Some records
-- START --

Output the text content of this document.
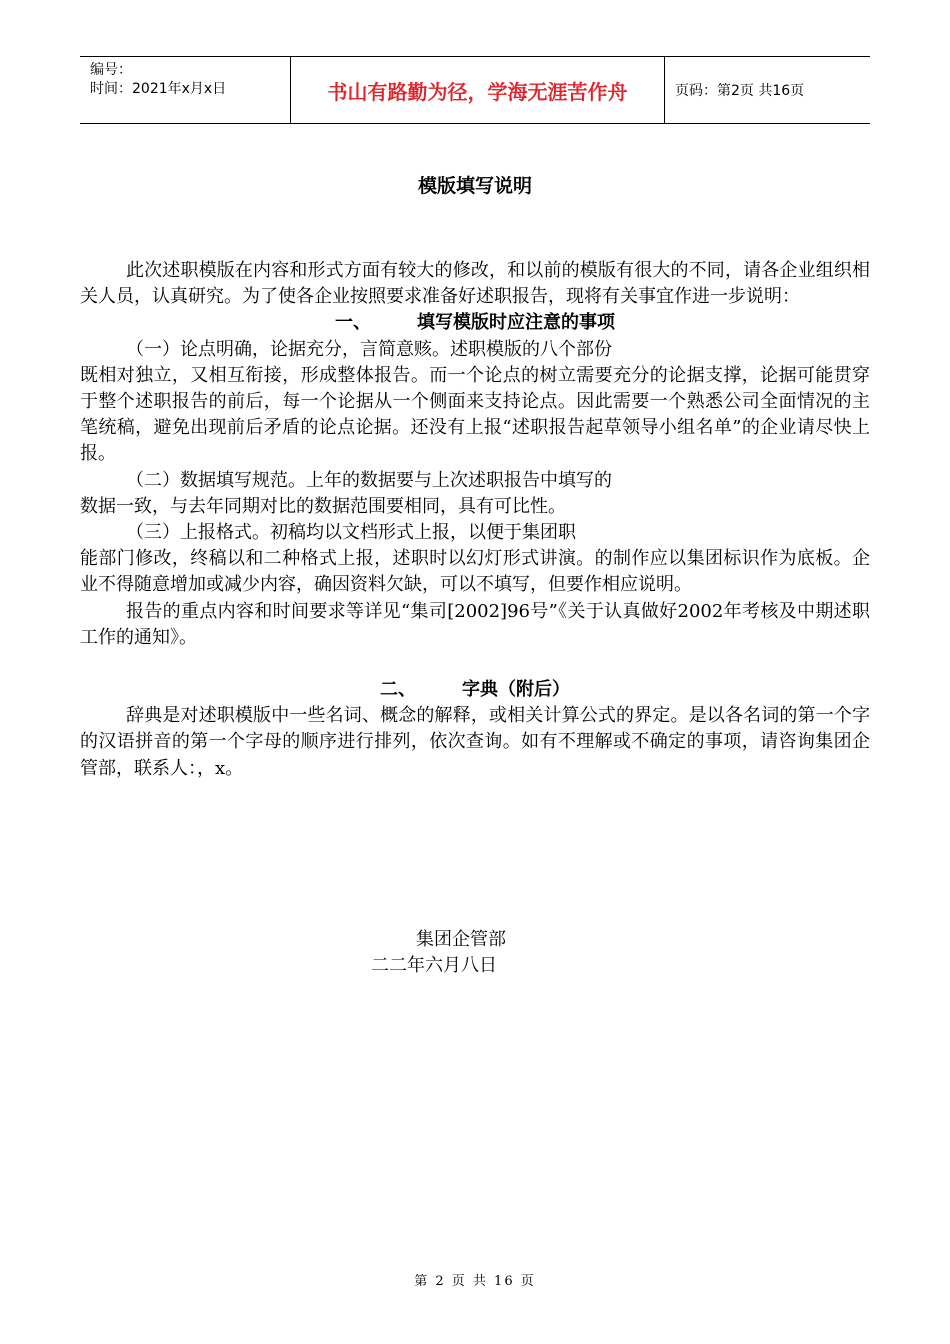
编号：
时间：2021年x月x日	书山有路勤为径，学海无涯苦作舟	页码：第2页 共16页
模版填写说明

此次述职模版在内容和形式方面有较大的修改，和以前的模版有很大的不同，请各企业组织相关人员，认真研究。为了使各企业按照要求准备好述职报告，现将有关事宜作进一步说明：

一、	填写模版时应注意的事项

（一）论点明确，论据充分，言简意赅。述职模版的八个部份

既相对独立，又相互衔接，形成整体报告。而一个论点的树立需要充分的论据支撑，论据可能贯穿于整个述职报告的前后，每一个论据从一个侧面来支持论点。因此需要一个熟悉公司全面情况的主笔统稿，避免出现前后矛盾的论点论据。还没有上报“述职报告起草领导小组名单”的企业请尽快上报。

（二）数据填写规范。上年的数据要与上次述职报告中填写的

数据一致，与去年同期对比的数据范围要相同，具有可比性。

（三）上报格式。初稿均以文档形式上报，以便于集团职

能部门修改，终稿以和二种格式上报，述职时以幻灯形式讲演。的制作应以集团标识作为底板。企业不得随意增加或减少内容，确因资料欠缺，可以不填写，但要作相应说明。

报告的重点内容和时间要求等详见“集司[2002]96号”《关于认真做好2002年考核及中期述职工作的通知》。

二、	字典（附后）

辞典是对述职模版中一些名词、概念的解释，或相关计算公式的界定。是以各名词的第一个字的汉语拼音的第一个字母的顺序进行排列，依次查询。如有不理解或不确定的事项，请咨询集团企管部，联系人：，x。

集团企管部
二二年六月八日
第 2 页 共 16 页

-- END --

▶ **Task brief**:
Exclude the pictures and repeat every other part of the records word for word.

▶ **Full answer**:
Output the text content of this document.
编号：
时间：2021年x月x日	书山有路勤为径，学海无涯苦作舟	页码：第2页 共16页
模版填写说明

此次述职模版在内容和形式方面有较大的修改，和以前的模版有很大的不同，请各企业组织相关人员，认真研究。为了使各企业按照要求准备好述职报告，现将有关事宜作进一步说明：

一、	填写模版时应注意的事项

（一）论点明确，论据充分，言简意赅。述职模版的八个部份

既相对独立，又相互衔接，形成整体报告。而一个论点的树立需要充分的论据支撑，论据可能贯穿于整个述职报告的前后，每一个论据从一个侧面来支持论点。因此需要一个熟悉公司全面情况的主笔统稿，避免出现前后矛盾的论点论据。还没有上报“述职报告起草领导小组名单”的企业请尽快上报。

（二）数据填写规范。上年的数据要与上次述职报告中填写的

数据一致，与去年同期对比的数据范围要相同，具有可比性。

（三）上报格式。初稿均以文档形式上报，以便于集团职

能部门修改，终稿以和二种格式上报，述职时以幻灯形式讲演。的制作应以集团标识作为底板。企业不得随意增加或减少内容，确因资料欠缺，可以不填写，但要作相应说明。

报告的重点内容和时间要求等详见“集司[2002]96号”《关于认真做好2002年考核及中期述职工作的通知》。

二、	字典（附后）

辞典是对述职模版中一些名词、概念的解释，或相关计算公式的界定。是以各名词的第一个字的汉语拼音的第一个字母的顺序进行排列，依次查询。如有不理解或不确定的事项，请咨询集团企管部，联系人：，x。

集团企管部
二二年六月八日
第 2 页 共 16 页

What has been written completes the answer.